- **DATA SUPPLIED**
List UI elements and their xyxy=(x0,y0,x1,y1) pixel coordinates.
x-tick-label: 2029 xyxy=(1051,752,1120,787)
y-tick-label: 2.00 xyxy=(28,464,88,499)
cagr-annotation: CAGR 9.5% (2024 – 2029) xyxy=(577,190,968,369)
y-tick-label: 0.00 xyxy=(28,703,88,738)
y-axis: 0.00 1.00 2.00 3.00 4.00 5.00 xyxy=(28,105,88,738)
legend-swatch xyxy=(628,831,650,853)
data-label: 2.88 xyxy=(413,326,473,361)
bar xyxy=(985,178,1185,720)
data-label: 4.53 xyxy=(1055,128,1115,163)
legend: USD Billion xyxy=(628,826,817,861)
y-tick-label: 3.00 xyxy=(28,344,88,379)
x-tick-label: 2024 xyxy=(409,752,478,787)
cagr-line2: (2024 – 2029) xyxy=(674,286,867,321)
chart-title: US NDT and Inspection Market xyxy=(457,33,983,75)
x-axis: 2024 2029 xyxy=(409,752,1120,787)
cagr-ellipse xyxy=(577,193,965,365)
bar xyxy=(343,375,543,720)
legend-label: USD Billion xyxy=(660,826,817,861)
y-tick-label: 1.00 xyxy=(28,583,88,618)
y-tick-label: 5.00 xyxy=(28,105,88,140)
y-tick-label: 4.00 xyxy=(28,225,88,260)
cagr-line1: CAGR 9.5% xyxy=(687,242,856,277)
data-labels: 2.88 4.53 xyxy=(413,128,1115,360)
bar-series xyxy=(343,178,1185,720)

- **STATED EXERCISE**
Reproduce the lines of the records above word for word.

- **RESPONSE TO THIS TASK**
List UI elements and their xyxy=(x0,y0,x1,y1) pixel coordinates.
x-tick-label: 2029 xyxy=(1051,752,1120,787)
y-tick-label: 2.00 xyxy=(28,464,88,499)
cagr-annotation: CAGR 9.5% (2024 – 2029) xyxy=(577,190,968,369)
y-tick-label: 0.00 xyxy=(28,703,88,738)
y-axis: 0.00 1.00 2.00 3.00 4.00 5.00 xyxy=(28,105,88,738)
legend-swatch xyxy=(628,831,650,853)
data-label: 2.88 xyxy=(413,326,473,361)
bar xyxy=(985,178,1185,720)
data-label: 4.53 xyxy=(1055,128,1115,163)
legend: USD Billion xyxy=(628,826,817,861)
y-tick-label: 3.00 xyxy=(28,344,88,379)
x-tick-label: 2024 xyxy=(409,752,478,787)
cagr-line2: (2024 – 2029) xyxy=(674,286,867,321)
chart-title: US NDT and Inspection Market xyxy=(457,33,983,75)
x-axis: 2024 2029 xyxy=(409,752,1120,787)
cagr-ellipse xyxy=(577,193,965,365)
bar xyxy=(343,375,543,720)
legend-label: USD Billion xyxy=(660,826,817,861)
y-tick-label: 1.00 xyxy=(28,583,88,618)
y-tick-label: 5.00 xyxy=(28,105,88,140)
y-tick-label: 4.00 xyxy=(28,225,88,260)
cagr-line1: CAGR 9.5% xyxy=(687,242,856,277)
data-labels: 2.88 4.53 xyxy=(413,128,1115,360)
bar-series xyxy=(343,178,1185,720)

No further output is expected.